LISTING:
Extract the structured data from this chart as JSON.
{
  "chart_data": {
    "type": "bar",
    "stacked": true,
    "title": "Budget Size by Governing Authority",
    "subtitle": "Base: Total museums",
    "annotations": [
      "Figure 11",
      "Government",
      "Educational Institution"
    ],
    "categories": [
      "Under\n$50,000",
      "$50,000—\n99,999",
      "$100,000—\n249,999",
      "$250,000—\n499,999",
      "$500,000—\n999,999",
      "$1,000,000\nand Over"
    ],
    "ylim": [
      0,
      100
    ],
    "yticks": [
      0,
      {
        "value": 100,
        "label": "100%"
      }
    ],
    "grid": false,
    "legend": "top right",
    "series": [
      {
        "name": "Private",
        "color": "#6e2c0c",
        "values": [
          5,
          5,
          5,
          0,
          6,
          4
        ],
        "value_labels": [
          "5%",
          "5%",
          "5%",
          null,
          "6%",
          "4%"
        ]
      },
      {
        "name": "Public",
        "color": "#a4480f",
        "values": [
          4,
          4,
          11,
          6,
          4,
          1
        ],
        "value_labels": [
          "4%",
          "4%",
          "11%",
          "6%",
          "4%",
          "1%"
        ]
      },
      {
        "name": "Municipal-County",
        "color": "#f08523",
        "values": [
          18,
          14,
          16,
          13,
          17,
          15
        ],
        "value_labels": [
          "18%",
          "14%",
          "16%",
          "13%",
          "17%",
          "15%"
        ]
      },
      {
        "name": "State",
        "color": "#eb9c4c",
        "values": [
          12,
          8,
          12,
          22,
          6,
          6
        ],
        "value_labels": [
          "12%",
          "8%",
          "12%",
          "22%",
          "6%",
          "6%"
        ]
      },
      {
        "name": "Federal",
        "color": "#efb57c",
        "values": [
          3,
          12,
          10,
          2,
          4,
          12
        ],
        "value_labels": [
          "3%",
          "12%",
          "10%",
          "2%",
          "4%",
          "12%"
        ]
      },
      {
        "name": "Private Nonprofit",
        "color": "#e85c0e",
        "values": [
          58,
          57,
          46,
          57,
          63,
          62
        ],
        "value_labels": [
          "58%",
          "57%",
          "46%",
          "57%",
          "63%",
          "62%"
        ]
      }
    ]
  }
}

WORK REQUIRED:
Restate each entry exactly, skipping none.

OUTPUT BELOW:
Extract the structured data from this chart as JSON.
{
  "chart_data": {
    "type": "bar",
    "stacked": true,
    "title": "Budget Size by Governing Authority",
    "subtitle": "Base: Total museums",
    "annotations": [
      "Figure 11",
      "Government",
      "Educational Institution"
    ],
    "categories": [
      "Under\n$50,000",
      "$50,000—\n99,999",
      "$100,000—\n249,999",
      "$250,000—\n499,999",
      "$500,000—\n999,999",
      "$1,000,000\nand Over"
    ],
    "ylim": [
      0,
      100
    ],
    "yticks": [
      0,
      {
        "value": 100,
        "label": "100%"
      }
    ],
    "grid": false,
    "legend": "top right",
    "series": [
      {
        "name": "Private",
        "color": "#6e2c0c",
        "values": [
          5,
          5,
          5,
          0,
          6,
          4
        ],
        "value_labels": [
          "5%",
          "5%",
          "5%",
          null,
          "6%",
          "4%"
        ]
      },
      {
        "name": "Public",
        "color": "#a4480f",
        "values": [
          4,
          4,
          11,
          6,
          4,
          1
        ],
        "value_labels": [
          "4%",
          "4%",
          "11%",
          "6%",
          "4%",
          "1%"
        ]
      },
      {
        "name": "Municipal-County",
        "color": "#f08523",
        "values": [
          18,
          14,
          16,
          13,
          17,
          15
        ],
        "value_labels": [
          "18%",
          "14%",
          "16%",
          "13%",
          "17%",
          "15%"
        ]
      },
      {
        "name": "State",
        "color": "#eb9c4c",
        "values": [
          12,
          8,
          12,
          22,
          6,
          6
        ],
        "value_labels": [
          "12%",
          "8%",
          "12%",
          "22%",
          "6%",
          "6%"
        ]
      },
      {
        "name": "Federal",
        "color": "#efb57c",
        "values": [
          3,
          12,
          10,
          2,
          4,
          12
        ],
        "value_labels": [
          "3%",
          "12%",
          "10%",
          "2%",
          "4%",
          "12%"
        ]
      },
      {
        "name": "Private Nonprofit",
        "color": "#e85c0e",
        "values": [
          58,
          57,
          46,
          57,
          63,
          62
        ],
        "value_labels": [
          "58%",
          "57%",
          "46%",
          "57%",
          "63%",
          "62%"
        ]
      }
    ]
  }
}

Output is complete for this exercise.